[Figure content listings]
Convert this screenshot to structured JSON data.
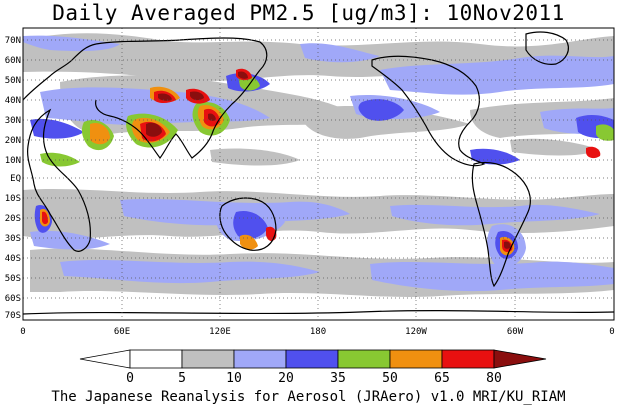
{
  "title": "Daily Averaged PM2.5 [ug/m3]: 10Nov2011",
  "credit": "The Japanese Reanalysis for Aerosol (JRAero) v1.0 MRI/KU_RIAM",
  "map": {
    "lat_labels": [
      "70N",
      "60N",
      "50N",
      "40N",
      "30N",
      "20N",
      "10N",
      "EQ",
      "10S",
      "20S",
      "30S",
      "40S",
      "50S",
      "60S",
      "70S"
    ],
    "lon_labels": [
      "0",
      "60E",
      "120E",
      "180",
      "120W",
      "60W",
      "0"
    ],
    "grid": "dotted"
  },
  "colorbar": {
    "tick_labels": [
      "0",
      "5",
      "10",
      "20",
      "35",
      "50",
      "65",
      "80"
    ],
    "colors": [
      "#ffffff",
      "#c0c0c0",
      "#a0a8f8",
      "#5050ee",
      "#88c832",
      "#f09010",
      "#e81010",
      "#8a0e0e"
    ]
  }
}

---

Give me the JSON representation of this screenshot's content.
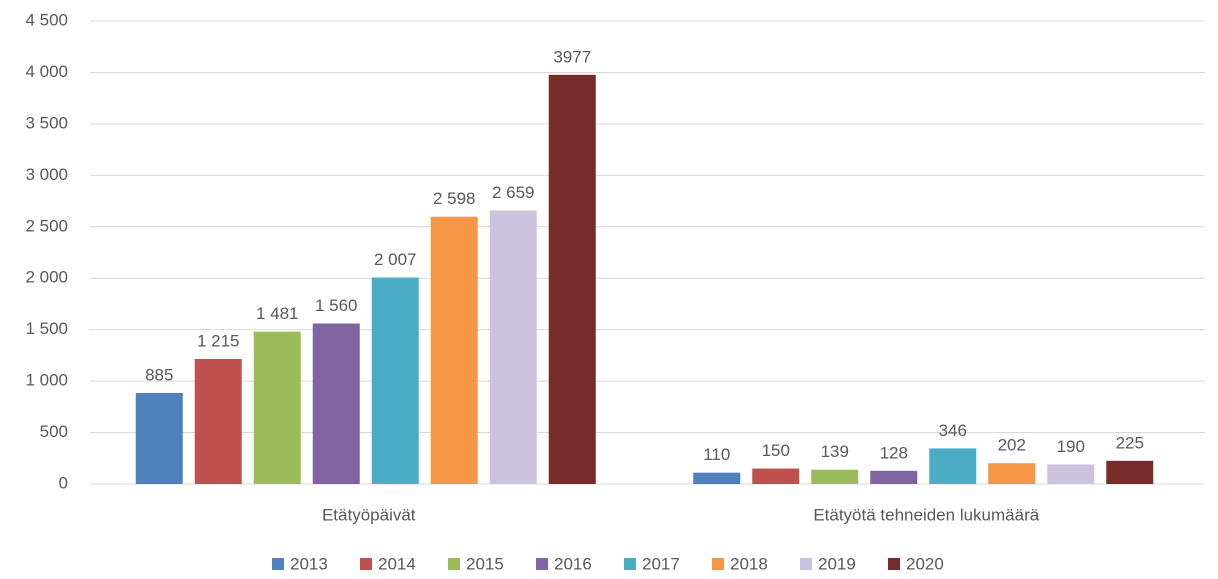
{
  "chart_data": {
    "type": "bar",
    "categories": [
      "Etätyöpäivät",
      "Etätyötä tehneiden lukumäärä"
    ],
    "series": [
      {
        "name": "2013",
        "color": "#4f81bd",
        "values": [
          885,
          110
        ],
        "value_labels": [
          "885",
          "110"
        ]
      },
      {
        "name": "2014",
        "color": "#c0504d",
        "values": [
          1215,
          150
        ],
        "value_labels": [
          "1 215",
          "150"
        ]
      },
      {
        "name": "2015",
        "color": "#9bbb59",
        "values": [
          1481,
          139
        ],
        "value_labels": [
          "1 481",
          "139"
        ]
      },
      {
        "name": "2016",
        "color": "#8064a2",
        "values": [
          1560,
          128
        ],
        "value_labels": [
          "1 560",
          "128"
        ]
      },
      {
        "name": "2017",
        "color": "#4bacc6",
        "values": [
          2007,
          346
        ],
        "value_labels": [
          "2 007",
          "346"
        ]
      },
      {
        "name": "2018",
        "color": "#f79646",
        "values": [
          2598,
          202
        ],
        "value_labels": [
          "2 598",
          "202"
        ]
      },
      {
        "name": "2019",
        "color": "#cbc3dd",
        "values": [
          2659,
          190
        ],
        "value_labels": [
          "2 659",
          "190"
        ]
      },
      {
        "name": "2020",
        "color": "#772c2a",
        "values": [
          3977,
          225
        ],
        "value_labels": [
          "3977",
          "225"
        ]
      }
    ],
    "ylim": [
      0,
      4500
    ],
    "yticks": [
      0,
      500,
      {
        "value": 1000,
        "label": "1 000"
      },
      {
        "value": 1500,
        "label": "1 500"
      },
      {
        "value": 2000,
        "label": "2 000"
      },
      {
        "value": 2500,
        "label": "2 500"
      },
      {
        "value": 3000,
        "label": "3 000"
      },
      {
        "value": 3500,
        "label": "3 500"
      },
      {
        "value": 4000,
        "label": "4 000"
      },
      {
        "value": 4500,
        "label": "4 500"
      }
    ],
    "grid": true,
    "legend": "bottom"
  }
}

• **Required work**
Report back each line of the entries that holds the string "name".

• **Completed task**
        "name": "2013",
        "name": "2014",
        "name": "2015",
        "name": "2016",
        "name": "2017",
        "name": "2018",
        "name": "2019",
        "name": "2020",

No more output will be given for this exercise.